• [TRY IT]: Lines in the listing under this task are to be copied exactly.

• [AVAILABLE DATA]:
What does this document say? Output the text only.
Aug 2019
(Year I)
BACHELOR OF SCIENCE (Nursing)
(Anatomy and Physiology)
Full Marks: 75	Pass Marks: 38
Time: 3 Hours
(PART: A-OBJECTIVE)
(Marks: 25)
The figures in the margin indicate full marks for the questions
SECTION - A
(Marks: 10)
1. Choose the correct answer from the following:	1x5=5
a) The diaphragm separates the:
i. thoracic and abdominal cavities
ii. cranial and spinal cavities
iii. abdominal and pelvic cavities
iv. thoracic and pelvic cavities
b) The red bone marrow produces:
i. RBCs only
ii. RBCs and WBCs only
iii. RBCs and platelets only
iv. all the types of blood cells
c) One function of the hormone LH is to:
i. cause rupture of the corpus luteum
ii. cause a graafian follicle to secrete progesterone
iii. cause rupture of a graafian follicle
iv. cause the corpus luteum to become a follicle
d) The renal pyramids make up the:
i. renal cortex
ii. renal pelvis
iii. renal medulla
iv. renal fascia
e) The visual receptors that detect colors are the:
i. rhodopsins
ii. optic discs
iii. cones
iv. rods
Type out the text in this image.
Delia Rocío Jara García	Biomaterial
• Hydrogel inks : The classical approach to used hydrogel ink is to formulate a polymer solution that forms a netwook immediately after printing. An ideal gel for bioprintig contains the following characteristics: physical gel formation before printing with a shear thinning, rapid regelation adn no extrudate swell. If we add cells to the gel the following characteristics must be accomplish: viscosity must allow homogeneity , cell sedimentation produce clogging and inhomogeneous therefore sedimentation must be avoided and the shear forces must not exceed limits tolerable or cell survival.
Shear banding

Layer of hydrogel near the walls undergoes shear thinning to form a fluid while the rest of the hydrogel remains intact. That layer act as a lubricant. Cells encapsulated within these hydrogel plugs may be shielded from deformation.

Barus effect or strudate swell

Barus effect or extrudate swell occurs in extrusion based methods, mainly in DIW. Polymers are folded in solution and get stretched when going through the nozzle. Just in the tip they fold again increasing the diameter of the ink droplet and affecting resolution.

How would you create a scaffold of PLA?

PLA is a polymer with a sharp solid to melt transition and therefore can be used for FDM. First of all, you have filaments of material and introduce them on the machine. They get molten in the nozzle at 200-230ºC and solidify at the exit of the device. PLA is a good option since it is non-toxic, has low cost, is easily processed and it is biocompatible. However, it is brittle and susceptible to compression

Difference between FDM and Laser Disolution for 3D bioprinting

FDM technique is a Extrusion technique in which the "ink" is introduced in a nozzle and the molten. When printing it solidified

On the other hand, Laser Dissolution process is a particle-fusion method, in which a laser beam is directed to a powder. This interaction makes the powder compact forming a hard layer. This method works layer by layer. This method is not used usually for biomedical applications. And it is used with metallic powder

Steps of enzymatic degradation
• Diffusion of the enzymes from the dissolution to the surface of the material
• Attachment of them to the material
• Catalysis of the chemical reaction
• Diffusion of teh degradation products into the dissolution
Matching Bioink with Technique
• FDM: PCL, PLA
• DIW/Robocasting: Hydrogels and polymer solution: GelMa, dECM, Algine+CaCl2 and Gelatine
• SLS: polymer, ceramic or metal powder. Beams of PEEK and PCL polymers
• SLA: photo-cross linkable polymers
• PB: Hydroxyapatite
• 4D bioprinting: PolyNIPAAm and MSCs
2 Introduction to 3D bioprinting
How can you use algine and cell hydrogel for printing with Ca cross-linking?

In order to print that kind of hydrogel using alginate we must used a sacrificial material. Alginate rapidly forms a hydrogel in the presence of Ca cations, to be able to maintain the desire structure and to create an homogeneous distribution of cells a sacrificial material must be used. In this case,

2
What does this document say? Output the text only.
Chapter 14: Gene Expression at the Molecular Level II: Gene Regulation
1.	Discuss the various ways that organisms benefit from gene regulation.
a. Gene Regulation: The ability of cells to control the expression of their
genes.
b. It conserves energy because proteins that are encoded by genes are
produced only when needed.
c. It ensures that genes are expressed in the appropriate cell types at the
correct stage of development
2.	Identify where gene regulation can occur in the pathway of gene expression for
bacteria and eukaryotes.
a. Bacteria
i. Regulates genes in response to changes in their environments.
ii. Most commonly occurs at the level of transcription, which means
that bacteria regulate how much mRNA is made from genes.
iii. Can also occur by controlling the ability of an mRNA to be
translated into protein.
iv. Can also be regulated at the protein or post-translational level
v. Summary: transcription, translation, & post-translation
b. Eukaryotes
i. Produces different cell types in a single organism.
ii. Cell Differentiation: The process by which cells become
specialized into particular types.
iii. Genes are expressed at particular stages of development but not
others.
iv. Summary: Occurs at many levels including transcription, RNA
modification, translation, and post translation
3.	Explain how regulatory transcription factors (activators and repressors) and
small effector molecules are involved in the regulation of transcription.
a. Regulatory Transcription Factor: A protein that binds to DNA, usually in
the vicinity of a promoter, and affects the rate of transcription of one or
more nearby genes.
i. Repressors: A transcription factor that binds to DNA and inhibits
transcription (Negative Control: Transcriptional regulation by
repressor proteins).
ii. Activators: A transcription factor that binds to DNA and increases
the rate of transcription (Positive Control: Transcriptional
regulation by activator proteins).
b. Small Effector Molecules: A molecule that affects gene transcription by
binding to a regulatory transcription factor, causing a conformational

• [COMPLETED EXERCISE]:
What does this document say? Output the text only.
Aug 2019
(Year I)
BACHELOR OF SCIENCE (Nursing)
(Anatomy and Physiology)
Full Marks: 75	Pass Marks: 38
Time: 3 Hours
(PART: A-OBJECTIVE)
(Marks: 25)
The figures in the margin indicate full marks for the questions
SECTION - A
(Marks: 10)
1. Choose the correct answer from the following:	1x5=5
a) The diaphragm separates the:
i. thoracic and abdominal cavities
ii. cranial and spinal cavities
iii. abdominal and pelvic cavities
iv. thoracic and pelvic cavities
b) The red bone marrow produces:
i. RBCs only
ii. RBCs and WBCs only
iii. RBCs and platelets only
iv. all the types of blood cells
c) One function of the hormone LH is to:
i. cause rupture of the corpus luteum
ii. cause a graafian follicle to secrete progesterone
iii. cause rupture of a graafian follicle
iv. cause the corpus luteum to become a follicle
d) The renal pyramids make up the:
i. renal cortex
ii. renal pelvis
iii. renal medulla
iv. renal fascia
e) The visual receptors that detect colors are the:
i. rhodopsins
ii. optic discs
iii. cones
iv. rods
Type out the text in this image.
Delia Rocío Jara García	Biomaterial
• Hydrogel inks : The classical approach to used hydrogel ink is to formulate a polymer solution that forms a netwook immediately after printing. An ideal gel for bioprintig contains the following characteristics: physical gel formation before printing with a shear thinning, rapid regelation adn no extrudate swell. If we add cells to the gel the following characteristics must be accomplish: viscosity must allow homogeneity , cell sedimentation produce clogging and inhomogeneous therefore sedimentation must be avoided and the shear forces must not exceed limits tolerable or cell survival.
Shear banding

Layer of hydrogel near the walls undergoes shear thinning to form a fluid while the rest of the hydrogel remains intact. That layer act as a lubricant. Cells encapsulated within these hydrogel plugs may be shielded from deformation.

Barus effect or strudate swell

Barus effect or extrudate swell occurs in extrusion based methods, mainly in DIW. Polymers are folded in solution and get stretched when going through the nozzle. Just in the tip they fold again increasing the diameter of the ink droplet and affecting resolution.

How would you create a scaffold of PLA?

PLA is a polymer with a sharp solid to melt transition and therefore can be used for FDM. First of all, you have filaments of material and introduce them on the machine. They get molten in the nozzle at 200-230ºC and solidify at the exit of the device. PLA is a good option since it is non-toxic, has low cost, is easily processed and it is biocompatible. However, it is brittle and susceptible to compression

Difference between FDM and Laser Disolution for 3D bioprinting

FDM technique is a Extrusion technique in which the "ink" is introduced in a nozzle and the molten. When printing it solidified

On the other hand, Laser Dissolution process is a particle-fusion method, in which a laser beam is directed to a powder. This interaction makes the powder compact forming a hard layer. This method works layer by layer. This method is not used usually for biomedical applications. And it is used with metallic powder

Steps of enzymatic degradation
• Diffusion of the enzymes from the dissolution to the surface of the material
• Attachment of them to the material
• Catalysis of the chemical reaction
• Diffusion of teh degradation products into the dissolution
Matching Bioink with Technique
• FDM: PCL, PLA
• DIW/Robocasting: Hydrogels and polymer solution: GelMa, dECM, Algine+CaCl2 and Gelatine
• SLS: polymer, ceramic or metal powder. Beams of PEEK and PCL polymers
• SLA: photo-cross linkable polymers
• PB: Hydroxyapatite
• 4D bioprinting: PolyNIPAAm and MSCs
2 Introduction to 3D bioprinting
How can you use algine and cell hydrogel for printing with Ca cross-linking?

In order to print that kind of hydrogel using alginate we must used a sacrificial material. Alginate rapidly forms a hydrogel in the presence of Ca cations, to be able to maintain the desire structure and to create an homogeneous distribution of cells a sacrificial material must be used. In this case,

2
What does this document say? Output the text only.
Chapter 14: Gene Expression at the Molecular Level II: Gene Regulation
1.	Discuss the various ways that organisms benefit from gene regulation.
a. Gene Regulation: The ability of cells to control the expression of their
genes.
b. It conserves energy because proteins that are encoded by genes are
produced only when needed.
c. It ensures that genes are expressed in the appropriate cell types at the
correct stage of development
2.	Identify where gene regulation can occur in the pathway of gene expression for
bacteria and eukaryotes.
a. Bacteria
i. Regulates genes in response to changes in their environments.
ii. Most commonly occurs at the level of transcription, which means
that bacteria regulate how much mRNA is made from genes.
iii. Can also occur by controlling the ability of an mRNA to be
translated into protein.
iv. Can also be regulated at the protein or post-translational level
v. Summary: transcription, translation, & post-translation
b. Eukaryotes
i. Produces different cell types in a single organism.
ii. Cell Differentiation: The process by which cells become
specialized into particular types.
iii. Genes are expressed at particular stages of development but not
others.
iv. Summary: Occurs at many levels including transcription, RNA
modification, translation, and post translation
3.	Explain how regulatory transcription factors (activators and repressors) and
small effector molecules are involved in the regulation of transcription.
a. Regulatory Transcription Factor: A protein that binds to DNA, usually in
the vicinity of a promoter, and affects the rate of transcription of one or
more nearby genes.
i. Repressors: A transcription factor that binds to DNA and inhibits
transcription (Negative Control: Transcriptional regulation by
repressor proteins).
ii. Activators: A transcription factor that binds to DNA and increases
the rate of transcription (Positive Control: Transcriptional
regulation by activator proteins).
b. Small Effector Molecules: A molecule that affects gene transcription by
binding to a regulatory transcription factor, causing a conformational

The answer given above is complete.